• [REQUIREMENT]:
Pictures aside, quote the whole listing exactly.

• [EXTRACTED ENTRIES]:
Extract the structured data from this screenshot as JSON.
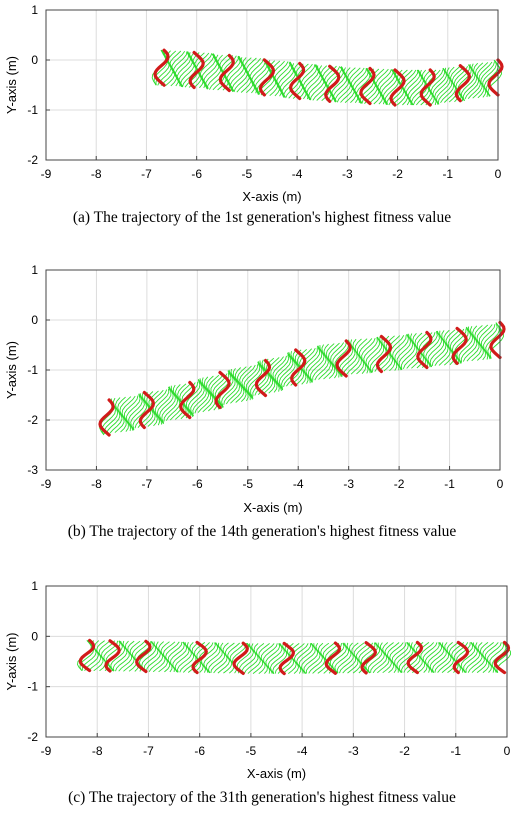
{
  "chart_data": [
    {
      "type": "line",
      "panel": "a",
      "caption": "(a) The trajectory of the 1st generation's highest fitness value",
      "xlabel": "X-axis (m)",
      "ylabel": "Y-axis (m)",
      "xlim": [
        -9,
        0
      ],
      "ylim": [
        -2,
        1
      ],
      "xticks": [
        "-9",
        "-8",
        "-7",
        "-6",
        "-5",
        "-4",
        "-3",
        "-2",
        "-1",
        "0"
      ],
      "yticks": [
        "-2",
        "-1",
        "0",
        "1"
      ],
      "grid": true,
      "series": [
        {
          "color": "#2fdc2f",
          "x": [
            -6.75,
            -6.0,
            -5.0,
            -4.0,
            -3.0,
            -2.0,
            -1.3,
            -0.6,
            -0.05
          ],
          "y": [
            -0.15,
            -0.2,
            -0.3,
            -0.42,
            -0.5,
            -0.55,
            -0.55,
            -0.45,
            -0.35
          ]
        }
      ],
      "snapshot_x": [
        -6.7,
        -6.0,
        -5.4,
        -4.6,
        -4.0,
        -3.3,
        -2.6,
        -2.0,
        -1.4,
        -0.7,
        -0.05
      ],
      "wave_amplitude": 0.35
    },
    {
      "type": "line",
      "panel": "b",
      "caption": "(b) The trajectory of the 14th generation's highest fitness value",
      "xlabel": "X-axis (m)",
      "ylabel": "Y-axis (m)",
      "xlim": [
        -9,
        0
      ],
      "ylim": [
        -3,
        1
      ],
      "xticks": [
        "-9",
        "-8",
        "-7",
        "-6",
        "-5",
        "-4",
        "-3",
        "-2",
        "-1",
        "0"
      ],
      "yticks": [
        "-3",
        "-2",
        "-1",
        "0",
        "1"
      ],
      "grid": true,
      "series": [
        {
          "color": "#2fdc2f",
          "x": [
            -7.8,
            -7.0,
            -6.0,
            -5.0,
            -4.0,
            -3.0,
            -2.0,
            -1.0,
            -0.05
          ],
          "y": [
            -1.95,
            -1.8,
            -1.55,
            -1.25,
            -0.95,
            -0.75,
            -0.65,
            -0.55,
            -0.4
          ]
        }
      ],
      "snapshot_x": [
        -7.8,
        -7.0,
        -6.2,
        -5.5,
        -4.7,
        -4.0,
        -3.1,
        -2.3,
        -1.5,
        -0.8,
        -0.05
      ],
      "wave_amplitude": 0.35
    },
    {
      "type": "line",
      "panel": "c",
      "caption": "(c) The trajectory of the 31th generation's highest fitness value",
      "xlabel": "X-axis (m)",
      "ylabel": "Y-axis (m)",
      "xlim": [
        -9,
        0
      ],
      "ylim": [
        -2,
        1
      ],
      "xticks": [
        "-9",
        "-8",
        "-7",
        "-6",
        "-5",
        "-4",
        "-3",
        "-2",
        "-1",
        "0"
      ],
      "yticks": [
        "-2",
        "-1",
        "0",
        "1"
      ],
      "grid": true,
      "series": [
        {
          "color": "#2fdc2f",
          "x": [
            -8.25,
            -7.0,
            -6.0,
            -5.0,
            -4.0,
            -3.0,
            -2.0,
            -1.0,
            -0.05
          ],
          "y": [
            -0.38,
            -0.4,
            -0.42,
            -0.44,
            -0.44,
            -0.43,
            -0.42,
            -0.42,
            -0.42
          ]
        }
      ],
      "snapshot_x": [
        -8.2,
        -7.7,
        -7.1,
        -6.0,
        -5.2,
        -4.3,
        -3.4,
        -2.7,
        -1.8,
        -0.9,
        -0.1
      ],
      "wave_amplitude": 0.3
    }
  ],
  "colors": {
    "body": "#2fdc2f",
    "snapshot": "#d11a1a"
  }
}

• [EXERCISE RESULT]:
Extract the structured data from this screenshot as JSON.
{
  "chart_data": [
    {
      "type": "line",
      "panel": "a",
      "caption": "(a) The trajectory of the 1st generation's highest fitness value",
      "xlabel": "X-axis (m)",
      "ylabel": "Y-axis (m)",
      "xlim": [
        -9,
        0
      ],
      "ylim": [
        -2,
        1
      ],
      "xticks": [
        "-9",
        "-8",
        "-7",
        "-6",
        "-5",
        "-4",
        "-3",
        "-2",
        "-1",
        "0"
      ],
      "yticks": [
        "-2",
        "-1",
        "0",
        "1"
      ],
      "grid": true,
      "series": [
        {
          "color": "#2fdc2f",
          "x": [
            -6.75,
            -6.0,
            -5.0,
            -4.0,
            -3.0,
            -2.0,
            -1.3,
            -0.6,
            -0.05
          ],
          "y": [
            -0.15,
            -0.2,
            -0.3,
            -0.42,
            -0.5,
            -0.55,
            -0.55,
            -0.45,
            -0.35
          ]
        }
      ],
      "snapshot_x": [
        -6.7,
        -6.0,
        -5.4,
        -4.6,
        -4.0,
        -3.3,
        -2.6,
        -2.0,
        -1.4,
        -0.7,
        -0.05
      ],
      "wave_amplitude": 0.35
    },
    {
      "type": "line",
      "panel": "b",
      "caption": "(b) The trajectory of the 14th generation's highest fitness value",
      "xlabel": "X-axis (m)",
      "ylabel": "Y-axis (m)",
      "xlim": [
        -9,
        0
      ],
      "ylim": [
        -3,
        1
      ],
      "xticks": [
        "-9",
        "-8",
        "-7",
        "-6",
        "-5",
        "-4",
        "-3",
        "-2",
        "-1",
        "0"
      ],
      "yticks": [
        "-3",
        "-2",
        "-1",
        "0",
        "1"
      ],
      "grid": true,
      "series": [
        {
          "color": "#2fdc2f",
          "x": [
            -7.8,
            -7.0,
            -6.0,
            -5.0,
            -4.0,
            -3.0,
            -2.0,
            -1.0,
            -0.05
          ],
          "y": [
            -1.95,
            -1.8,
            -1.55,
            -1.25,
            -0.95,
            -0.75,
            -0.65,
            -0.55,
            -0.4
          ]
        }
      ],
      "snapshot_x": [
        -7.8,
        -7.0,
        -6.2,
        -5.5,
        -4.7,
        -4.0,
        -3.1,
        -2.3,
        -1.5,
        -0.8,
        -0.05
      ],
      "wave_amplitude": 0.35
    },
    {
      "type": "line",
      "panel": "c",
      "caption": "(c) The trajectory of the 31th generation's highest fitness value",
      "xlabel": "X-axis (m)",
      "ylabel": "Y-axis (m)",
      "xlim": [
        -9,
        0
      ],
      "ylim": [
        -2,
        1
      ],
      "xticks": [
        "-9",
        "-8",
        "-7",
        "-6",
        "-5",
        "-4",
        "-3",
        "-2",
        "-1",
        "0"
      ],
      "yticks": [
        "-2",
        "-1",
        "0",
        "1"
      ],
      "grid": true,
      "series": [
        {
          "color": "#2fdc2f",
          "x": [
            -8.25,
            -7.0,
            -6.0,
            -5.0,
            -4.0,
            -3.0,
            -2.0,
            -1.0,
            -0.05
          ],
          "y": [
            -0.38,
            -0.4,
            -0.42,
            -0.44,
            -0.44,
            -0.43,
            -0.42,
            -0.42,
            -0.42
          ]
        }
      ],
      "snapshot_x": [
        -8.2,
        -7.7,
        -7.1,
        -6.0,
        -5.2,
        -4.3,
        -3.4,
        -2.7,
        -1.8,
        -0.9,
        -0.1
      ],
      "wave_amplitude": 0.3
    }
  ],
  "colors": {
    "body": "#2fdc2f",
    "snapshot": "#d11a1a"
  }
}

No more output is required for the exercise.